══ Given records
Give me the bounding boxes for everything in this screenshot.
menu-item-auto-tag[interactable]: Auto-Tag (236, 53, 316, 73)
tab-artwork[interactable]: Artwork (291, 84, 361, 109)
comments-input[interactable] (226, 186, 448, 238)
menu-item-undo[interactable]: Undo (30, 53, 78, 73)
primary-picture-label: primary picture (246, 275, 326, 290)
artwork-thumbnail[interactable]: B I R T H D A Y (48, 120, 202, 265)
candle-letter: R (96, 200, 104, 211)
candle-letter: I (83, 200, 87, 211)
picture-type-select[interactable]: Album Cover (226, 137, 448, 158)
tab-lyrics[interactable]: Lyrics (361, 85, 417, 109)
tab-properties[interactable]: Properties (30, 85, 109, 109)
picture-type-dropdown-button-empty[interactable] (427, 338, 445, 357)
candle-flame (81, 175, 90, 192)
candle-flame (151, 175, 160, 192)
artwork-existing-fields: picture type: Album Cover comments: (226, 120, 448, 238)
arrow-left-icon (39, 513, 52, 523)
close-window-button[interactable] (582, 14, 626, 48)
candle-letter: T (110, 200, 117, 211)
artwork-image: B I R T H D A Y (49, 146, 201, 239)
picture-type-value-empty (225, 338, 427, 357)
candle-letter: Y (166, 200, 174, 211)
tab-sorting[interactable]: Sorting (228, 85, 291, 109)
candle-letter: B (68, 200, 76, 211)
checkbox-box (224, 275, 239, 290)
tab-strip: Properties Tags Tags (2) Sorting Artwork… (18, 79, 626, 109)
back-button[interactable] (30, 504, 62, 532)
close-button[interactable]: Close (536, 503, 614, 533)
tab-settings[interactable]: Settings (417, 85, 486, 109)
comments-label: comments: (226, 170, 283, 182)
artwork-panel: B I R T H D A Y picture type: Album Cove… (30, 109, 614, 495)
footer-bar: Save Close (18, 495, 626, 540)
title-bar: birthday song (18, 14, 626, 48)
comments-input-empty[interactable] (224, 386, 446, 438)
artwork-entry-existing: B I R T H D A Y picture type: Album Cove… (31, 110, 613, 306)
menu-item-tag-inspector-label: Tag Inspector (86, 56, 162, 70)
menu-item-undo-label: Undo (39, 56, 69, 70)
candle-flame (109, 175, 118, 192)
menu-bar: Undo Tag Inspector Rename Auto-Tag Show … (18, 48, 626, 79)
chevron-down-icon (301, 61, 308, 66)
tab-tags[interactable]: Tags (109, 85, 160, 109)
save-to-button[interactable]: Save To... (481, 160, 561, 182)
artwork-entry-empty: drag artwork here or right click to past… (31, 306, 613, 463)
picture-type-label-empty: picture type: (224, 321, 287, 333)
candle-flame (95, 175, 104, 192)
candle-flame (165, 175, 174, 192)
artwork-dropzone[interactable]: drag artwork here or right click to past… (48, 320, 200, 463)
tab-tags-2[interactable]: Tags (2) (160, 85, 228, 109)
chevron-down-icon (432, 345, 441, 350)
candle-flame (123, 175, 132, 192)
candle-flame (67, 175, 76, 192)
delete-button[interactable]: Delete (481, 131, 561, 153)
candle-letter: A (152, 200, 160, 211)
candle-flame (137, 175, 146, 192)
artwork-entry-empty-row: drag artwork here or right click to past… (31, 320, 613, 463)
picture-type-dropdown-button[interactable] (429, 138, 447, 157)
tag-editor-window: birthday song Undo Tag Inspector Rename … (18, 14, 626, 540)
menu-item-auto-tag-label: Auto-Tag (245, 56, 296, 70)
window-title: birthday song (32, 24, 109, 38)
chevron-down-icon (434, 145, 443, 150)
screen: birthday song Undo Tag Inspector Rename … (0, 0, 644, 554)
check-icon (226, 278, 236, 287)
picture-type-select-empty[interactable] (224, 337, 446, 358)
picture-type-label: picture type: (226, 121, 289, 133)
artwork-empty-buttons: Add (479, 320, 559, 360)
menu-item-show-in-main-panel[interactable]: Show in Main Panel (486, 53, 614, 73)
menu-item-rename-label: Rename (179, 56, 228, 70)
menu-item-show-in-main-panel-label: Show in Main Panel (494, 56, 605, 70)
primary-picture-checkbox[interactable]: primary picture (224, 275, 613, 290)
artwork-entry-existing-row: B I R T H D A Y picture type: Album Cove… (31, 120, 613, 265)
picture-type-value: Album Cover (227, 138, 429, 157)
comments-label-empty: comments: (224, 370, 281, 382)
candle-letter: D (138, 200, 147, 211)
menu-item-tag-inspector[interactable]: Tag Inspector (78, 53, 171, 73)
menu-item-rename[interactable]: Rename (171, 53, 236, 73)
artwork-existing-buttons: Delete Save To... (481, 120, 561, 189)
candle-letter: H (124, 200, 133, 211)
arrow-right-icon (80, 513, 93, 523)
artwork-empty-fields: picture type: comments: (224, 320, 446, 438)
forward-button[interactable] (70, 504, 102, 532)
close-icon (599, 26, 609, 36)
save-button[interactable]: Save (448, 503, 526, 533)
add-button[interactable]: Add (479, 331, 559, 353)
════
Your goal =
Rewrite every line of the records above with "candle-flame" swapped for "flame-icon" wherever it appears, and leave everything else unchanged.

The completed task =
Give me the bounding boxes for everything in this screenshot.
menu-item-auto-tag[interactable]: Auto-Tag (236, 53, 316, 73)
tab-artwork[interactable]: Artwork (291, 84, 361, 109)
comments-input[interactable] (226, 186, 448, 238)
menu-item-undo[interactable]: Undo (30, 53, 78, 73)
primary-picture-label: primary picture (246, 275, 326, 290)
artwork-thumbnail[interactable]: B I R T H D A Y (48, 120, 202, 265)
candle-letter: R (96, 200, 104, 211)
candle-letter: I (83, 200, 87, 211)
picture-type-select[interactable]: Album Cover (226, 137, 448, 158)
tab-lyrics[interactable]: Lyrics (361, 85, 417, 109)
tab-properties[interactable]: Properties (30, 85, 109, 109)
picture-type-dropdown-button-empty[interactable] (427, 338, 445, 357)
flame-icon (81, 175, 90, 192)
flame-icon (151, 175, 160, 192)
artwork-existing-fields: picture type: Album Cover comments: (226, 120, 448, 238)
arrow-left-icon (39, 513, 52, 523)
close-window-button[interactable] (582, 14, 626, 48)
candle-letter: T (110, 200, 117, 211)
artwork-image: B I R T H D A Y (49, 146, 201, 239)
picture-type-value-empty (225, 338, 427, 357)
candle-letter: Y (166, 200, 174, 211)
tab-sorting[interactable]: Sorting (228, 85, 291, 109)
candle-letter: B (68, 200, 76, 211)
checkbox-box (224, 275, 239, 290)
tab-strip: Properties Tags Tags (2) Sorting Artwork… (18, 79, 626, 109)
back-button[interactable] (30, 504, 62, 532)
close-button[interactable]: Close (536, 503, 614, 533)
tab-settings[interactable]: Settings (417, 85, 486, 109)
comments-label: comments: (226, 170, 283, 182)
artwork-panel: B I R T H D A Y picture type: Album Cove… (30, 109, 614, 495)
footer-bar: Save Close (18, 495, 626, 540)
title-bar: birthday song (18, 14, 626, 48)
comments-input-empty[interactable] (224, 386, 446, 438)
artwork-entry-existing: B I R T H D A Y picture type: Album Cove… (31, 110, 613, 306)
menu-item-tag-inspector-label: Tag Inspector (86, 56, 162, 70)
menu-item-undo-label: Undo (39, 56, 69, 70)
flame-icon (109, 175, 118, 192)
menu-bar: Undo Tag Inspector Rename Auto-Tag Show … (18, 48, 626, 79)
chevron-down-icon (301, 61, 308, 66)
tab-tags[interactable]: Tags (109, 85, 160, 109)
save-to-button[interactable]: Save To... (481, 160, 561, 182)
artwork-entry-empty: drag artwork here or right click to past… (31, 306, 613, 463)
picture-type-label-empty: picture type: (224, 321, 287, 333)
flame-icon (95, 175, 104, 192)
flame-icon (165, 175, 174, 192)
artwork-dropzone[interactable]: drag artwork here or right click to past… (48, 320, 200, 463)
tab-tags-2[interactable]: Tags (2) (160, 85, 228, 109)
chevron-down-icon (432, 345, 441, 350)
flame-icon (123, 175, 132, 192)
flame-icon (67, 175, 76, 192)
delete-button[interactable]: Delete (481, 131, 561, 153)
candle-letter: A (152, 200, 160, 211)
flame-icon (137, 175, 146, 192)
artwork-entry-empty-row: drag artwork here or right click to past… (31, 320, 613, 463)
picture-type-dropdown-button[interactable] (429, 138, 447, 157)
tag-editor-window: birthday song Undo Tag Inspector Rename … (18, 14, 626, 540)
menu-item-auto-tag-label: Auto-Tag (245, 56, 296, 70)
window-title: birthday song (32, 24, 109, 38)
chevron-down-icon (434, 145, 443, 150)
screen: birthday song Undo Tag Inspector Rename … (0, 0, 644, 554)
check-icon (226, 278, 236, 287)
picture-type-select-empty[interactable] (224, 337, 446, 358)
picture-type-label: picture type: (226, 121, 289, 133)
artwork-empty-buttons: Add (479, 320, 559, 360)
menu-item-show-in-main-panel[interactable]: Show in Main Panel (486, 53, 614, 73)
menu-item-rename-label: Rename (179, 56, 228, 70)
menu-item-show-in-main-panel-label: Show in Main Panel (494, 56, 605, 70)
primary-picture-checkbox[interactable]: primary picture (224, 275, 613, 290)
artwork-entry-existing-row: B I R T H D A Y picture type: Album Cove… (31, 120, 613, 265)
picture-type-value: Album Cover (227, 138, 429, 157)
comments-label-empty: comments: (224, 370, 281, 382)
candle-letter: D (138, 200, 147, 211)
menu-item-tag-inspector[interactable]: Tag Inspector (78, 53, 171, 73)
menu-item-rename[interactable]: Rename (171, 53, 236, 73)
artwork-existing-buttons: Delete Save To... (481, 120, 561, 189)
candle-letter: H (124, 200, 133, 211)
arrow-right-icon (80, 513, 93, 523)
artwork-empty-fields: picture type: comments: (224, 320, 446, 438)
forward-button[interactable] (70, 504, 102, 532)
close-icon (599, 26, 609, 36)
save-button[interactable]: Save (448, 503, 526, 533)
add-button[interactable]: Add (479, 331, 559, 353)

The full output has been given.